= INSTRUCTIONS FOR THE TASK =
Make an exact copy of all the data.

* begin THE RECORDS *

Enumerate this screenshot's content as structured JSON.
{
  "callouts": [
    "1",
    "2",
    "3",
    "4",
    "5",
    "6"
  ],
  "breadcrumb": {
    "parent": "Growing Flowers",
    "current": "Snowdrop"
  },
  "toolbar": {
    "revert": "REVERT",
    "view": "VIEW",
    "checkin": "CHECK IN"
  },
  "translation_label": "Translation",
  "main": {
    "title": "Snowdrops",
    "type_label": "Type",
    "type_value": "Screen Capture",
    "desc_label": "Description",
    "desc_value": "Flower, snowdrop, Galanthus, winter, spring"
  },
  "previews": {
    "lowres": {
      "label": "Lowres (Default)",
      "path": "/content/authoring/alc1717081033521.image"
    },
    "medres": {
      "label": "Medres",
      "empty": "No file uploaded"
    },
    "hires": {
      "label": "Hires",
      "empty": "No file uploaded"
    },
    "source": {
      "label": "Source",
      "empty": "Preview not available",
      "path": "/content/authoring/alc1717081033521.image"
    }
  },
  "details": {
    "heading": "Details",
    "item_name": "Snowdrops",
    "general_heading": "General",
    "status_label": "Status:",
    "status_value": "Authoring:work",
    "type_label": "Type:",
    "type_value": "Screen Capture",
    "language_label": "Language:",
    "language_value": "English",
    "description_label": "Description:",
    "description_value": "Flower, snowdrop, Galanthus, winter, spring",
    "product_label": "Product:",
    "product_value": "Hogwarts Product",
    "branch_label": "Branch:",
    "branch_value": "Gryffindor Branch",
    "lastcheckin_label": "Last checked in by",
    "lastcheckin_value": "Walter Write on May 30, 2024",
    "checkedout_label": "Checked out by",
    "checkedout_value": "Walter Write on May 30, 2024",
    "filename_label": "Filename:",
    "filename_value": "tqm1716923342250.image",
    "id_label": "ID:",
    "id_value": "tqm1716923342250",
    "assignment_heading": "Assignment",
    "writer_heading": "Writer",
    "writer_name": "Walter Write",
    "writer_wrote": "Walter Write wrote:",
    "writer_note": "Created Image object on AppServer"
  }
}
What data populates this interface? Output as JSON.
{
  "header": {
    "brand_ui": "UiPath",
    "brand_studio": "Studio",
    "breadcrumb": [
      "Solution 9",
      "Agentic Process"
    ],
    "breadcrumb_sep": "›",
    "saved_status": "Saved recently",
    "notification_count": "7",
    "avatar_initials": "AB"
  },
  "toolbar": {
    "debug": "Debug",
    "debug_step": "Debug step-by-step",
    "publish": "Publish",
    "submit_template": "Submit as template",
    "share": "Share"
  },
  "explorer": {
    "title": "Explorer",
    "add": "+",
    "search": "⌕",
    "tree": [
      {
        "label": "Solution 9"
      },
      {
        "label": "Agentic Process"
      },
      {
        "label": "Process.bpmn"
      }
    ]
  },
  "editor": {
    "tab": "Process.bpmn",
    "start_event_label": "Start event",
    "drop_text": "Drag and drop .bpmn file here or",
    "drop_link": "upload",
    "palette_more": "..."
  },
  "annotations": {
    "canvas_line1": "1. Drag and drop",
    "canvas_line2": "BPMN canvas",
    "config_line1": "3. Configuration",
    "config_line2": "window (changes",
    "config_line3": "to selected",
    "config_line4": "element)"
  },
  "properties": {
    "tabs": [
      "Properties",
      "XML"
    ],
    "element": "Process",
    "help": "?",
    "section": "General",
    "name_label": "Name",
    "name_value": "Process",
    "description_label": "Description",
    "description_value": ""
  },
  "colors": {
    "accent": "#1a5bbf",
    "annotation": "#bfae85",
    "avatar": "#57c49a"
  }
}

* end THE RECORDS *

= SOLUTION TO THIS PROBLEM =
Enumerate this screenshot's content as structured JSON.
{
  "callouts": [
    "1",
    "2",
    "3",
    "4",
    "5",
    "6"
  ],
  "breadcrumb": {
    "parent": "Growing Flowers",
    "current": "Snowdrop"
  },
  "toolbar": {
    "revert": "REVERT",
    "view": "VIEW",
    "checkin": "CHECK IN"
  },
  "translation_label": "Translation",
  "main": {
    "title": "Snowdrops",
    "type_label": "Type",
    "type_value": "Screen Capture",
    "desc_label": "Description",
    "desc_value": "Flower, snowdrop, Galanthus, winter, spring"
  },
  "previews": {
    "lowres": {
      "label": "Lowres (Default)",
      "path": "/content/authoring/alc1717081033521.image"
    },
    "medres": {
      "label": "Medres",
      "empty": "No file uploaded"
    },
    "hires": {
      "label": "Hires",
      "empty": "No file uploaded"
    },
    "source": {
      "label": "Source",
      "empty": "Preview not available",
      "path": "/content/authoring/alc1717081033521.image"
    }
  },
  "details": {
    "heading": "Details",
    "item_name": "Snowdrops",
    "general_heading": "General",
    "status_label": "Status:",
    "status_value": "Authoring:work",
    "type_label": "Type:",
    "type_value": "Screen Capture",
    "language_label": "Language:",
    "language_value": "English",
    "description_label": "Description:",
    "description_value": "Flower, snowdrop, Galanthus, winter, spring",
    "product_label": "Product:",
    "product_value": "Hogwarts Product",
    "branch_label": "Branch:",
    "branch_value": "Gryffindor Branch",
    "lastcheckin_label": "Last checked in by",
    "lastcheckin_value": "Walter Write on May 30, 2024",
    "checkedout_label": "Checked out by",
    "checkedout_value": "Walter Write on May 30, 2024",
    "filename_label": "Filename:",
    "filename_value": "tqm1716923342250.image",
    "id_label": "ID:",
    "id_value": "tqm1716923342250",
    "assignment_heading": "Assignment",
    "writer_heading": "Writer",
    "writer_name": "Walter Write",
    "writer_wrote": "Walter Write wrote:",
    "writer_note": "Created Image object on AppServer"
  }
}
What data populates this interface? Output as JSON.
{
  "header": {
    "brand_ui": "UiPath",
    "brand_studio": "Studio",
    "breadcrumb": [
      "Solution 9",
      "Agentic Process"
    ],
    "breadcrumb_sep": "›",
    "saved_status": "Saved recently",
    "notification_count": "7",
    "avatar_initials": "AB"
  },
  "toolbar": {
    "debug": "Debug",
    "debug_step": "Debug step-by-step",
    "publish": "Publish",
    "submit_template": "Submit as template",
    "share": "Share"
  },
  "explorer": {
    "title": "Explorer",
    "add": "+",
    "search": "⌕",
    "tree": [
      {
        "label": "Solution 9"
      },
      {
        "label": "Agentic Process"
      },
      {
        "label": "Process.bpmn"
      }
    ]
  },
  "editor": {
    "tab": "Process.bpmn",
    "start_event_label": "Start event",
    "drop_text": "Drag and drop .bpmn file here or",
    "drop_link": "upload",
    "palette_more": "..."
  },
  "annotations": {
    "canvas_line1": "1. Drag and drop",
    "canvas_line2": "BPMN canvas",
    "config_line1": "3. Configuration",
    "config_line2": "window (changes",
    "config_line3": "to selected",
    "config_line4": "element)"
  },
  "properties": {
    "tabs": [
      "Properties",
      "XML"
    ],
    "element": "Process",
    "help": "?",
    "section": "General",
    "name_label": "Name",
    "name_value": "Process",
    "description_label": "Description",
    "description_value": ""
  },
  "colors": {
    "accent": "#1a5bbf",
    "annotation": "#bfae85",
    "avatar": "#57c49a"
  }
}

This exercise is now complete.